» **THE TASK**
Search the records below for the word "button" and show every line where it occurs.

— BEGIN —

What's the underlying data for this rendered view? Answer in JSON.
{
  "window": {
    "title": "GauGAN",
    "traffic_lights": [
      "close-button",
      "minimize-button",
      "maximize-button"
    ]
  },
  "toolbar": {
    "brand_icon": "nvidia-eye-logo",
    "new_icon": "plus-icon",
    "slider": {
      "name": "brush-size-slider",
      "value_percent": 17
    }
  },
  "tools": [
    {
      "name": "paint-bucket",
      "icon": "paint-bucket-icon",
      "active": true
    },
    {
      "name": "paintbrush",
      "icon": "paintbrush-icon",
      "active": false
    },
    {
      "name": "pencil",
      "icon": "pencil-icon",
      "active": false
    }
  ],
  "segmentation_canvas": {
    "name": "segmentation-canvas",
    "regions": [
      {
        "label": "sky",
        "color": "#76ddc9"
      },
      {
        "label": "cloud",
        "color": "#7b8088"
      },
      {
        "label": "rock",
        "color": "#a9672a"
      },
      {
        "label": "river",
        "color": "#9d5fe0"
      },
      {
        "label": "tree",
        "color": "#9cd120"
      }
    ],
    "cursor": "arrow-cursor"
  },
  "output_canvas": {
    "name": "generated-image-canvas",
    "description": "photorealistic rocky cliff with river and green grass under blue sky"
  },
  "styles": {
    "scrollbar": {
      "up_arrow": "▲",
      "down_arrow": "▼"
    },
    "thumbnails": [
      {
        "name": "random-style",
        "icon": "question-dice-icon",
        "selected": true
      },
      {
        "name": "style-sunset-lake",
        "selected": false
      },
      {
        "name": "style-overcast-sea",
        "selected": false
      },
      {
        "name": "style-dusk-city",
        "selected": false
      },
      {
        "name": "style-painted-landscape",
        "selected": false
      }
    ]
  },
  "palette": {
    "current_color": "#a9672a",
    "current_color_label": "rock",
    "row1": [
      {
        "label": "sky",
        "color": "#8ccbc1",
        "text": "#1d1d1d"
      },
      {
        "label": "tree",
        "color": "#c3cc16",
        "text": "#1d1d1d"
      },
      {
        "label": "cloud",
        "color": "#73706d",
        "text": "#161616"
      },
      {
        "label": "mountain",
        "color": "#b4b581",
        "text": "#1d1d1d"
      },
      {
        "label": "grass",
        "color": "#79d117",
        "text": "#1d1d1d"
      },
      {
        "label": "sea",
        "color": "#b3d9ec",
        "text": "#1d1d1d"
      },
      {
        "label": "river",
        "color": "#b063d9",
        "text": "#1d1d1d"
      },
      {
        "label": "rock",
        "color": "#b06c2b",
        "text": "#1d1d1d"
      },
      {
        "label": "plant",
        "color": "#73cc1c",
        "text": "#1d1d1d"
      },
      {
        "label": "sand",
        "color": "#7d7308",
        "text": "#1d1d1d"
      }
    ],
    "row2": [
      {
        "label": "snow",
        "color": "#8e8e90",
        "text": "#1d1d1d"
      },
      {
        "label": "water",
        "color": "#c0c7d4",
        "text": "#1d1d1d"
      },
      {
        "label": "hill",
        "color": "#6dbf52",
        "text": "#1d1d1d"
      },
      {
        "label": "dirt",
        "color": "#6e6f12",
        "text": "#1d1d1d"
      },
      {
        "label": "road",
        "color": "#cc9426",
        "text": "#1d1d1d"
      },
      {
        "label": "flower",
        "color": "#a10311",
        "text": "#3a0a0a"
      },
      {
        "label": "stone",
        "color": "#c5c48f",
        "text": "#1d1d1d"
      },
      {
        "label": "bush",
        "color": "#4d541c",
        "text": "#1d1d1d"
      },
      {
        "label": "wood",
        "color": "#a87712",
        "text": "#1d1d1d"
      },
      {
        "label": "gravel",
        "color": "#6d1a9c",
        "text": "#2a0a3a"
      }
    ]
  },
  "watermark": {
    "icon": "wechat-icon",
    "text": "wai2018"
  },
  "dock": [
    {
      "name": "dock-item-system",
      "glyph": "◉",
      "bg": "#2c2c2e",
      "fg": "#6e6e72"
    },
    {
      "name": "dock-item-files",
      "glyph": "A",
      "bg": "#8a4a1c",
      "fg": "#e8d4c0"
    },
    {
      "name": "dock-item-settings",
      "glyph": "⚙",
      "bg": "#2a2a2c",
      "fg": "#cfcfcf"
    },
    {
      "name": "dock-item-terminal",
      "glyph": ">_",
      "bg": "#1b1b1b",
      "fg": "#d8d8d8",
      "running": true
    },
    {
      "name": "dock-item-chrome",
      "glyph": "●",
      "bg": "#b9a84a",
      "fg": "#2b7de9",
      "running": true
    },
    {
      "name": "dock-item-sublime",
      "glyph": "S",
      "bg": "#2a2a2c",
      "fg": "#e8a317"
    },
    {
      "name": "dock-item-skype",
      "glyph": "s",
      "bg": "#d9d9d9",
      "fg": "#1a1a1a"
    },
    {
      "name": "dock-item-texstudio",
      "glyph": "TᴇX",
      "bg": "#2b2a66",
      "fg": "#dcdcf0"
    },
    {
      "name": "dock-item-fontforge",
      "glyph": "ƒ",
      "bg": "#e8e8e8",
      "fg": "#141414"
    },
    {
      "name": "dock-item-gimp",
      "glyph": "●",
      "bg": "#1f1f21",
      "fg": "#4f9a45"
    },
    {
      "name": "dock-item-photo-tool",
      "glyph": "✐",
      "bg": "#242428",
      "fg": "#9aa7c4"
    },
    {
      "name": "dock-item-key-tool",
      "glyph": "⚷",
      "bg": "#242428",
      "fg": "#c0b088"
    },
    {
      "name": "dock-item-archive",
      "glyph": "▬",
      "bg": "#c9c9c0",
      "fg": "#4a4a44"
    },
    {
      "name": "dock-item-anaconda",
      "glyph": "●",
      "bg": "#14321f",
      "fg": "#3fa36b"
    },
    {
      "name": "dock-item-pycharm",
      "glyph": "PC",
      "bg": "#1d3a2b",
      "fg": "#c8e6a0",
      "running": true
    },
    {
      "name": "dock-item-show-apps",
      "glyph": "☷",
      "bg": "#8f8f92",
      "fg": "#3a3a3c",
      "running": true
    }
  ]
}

— END —

» **OUTPUT OF THE EXERCISE**
      "close-button",
      "minimize-button",
      "maximize-button"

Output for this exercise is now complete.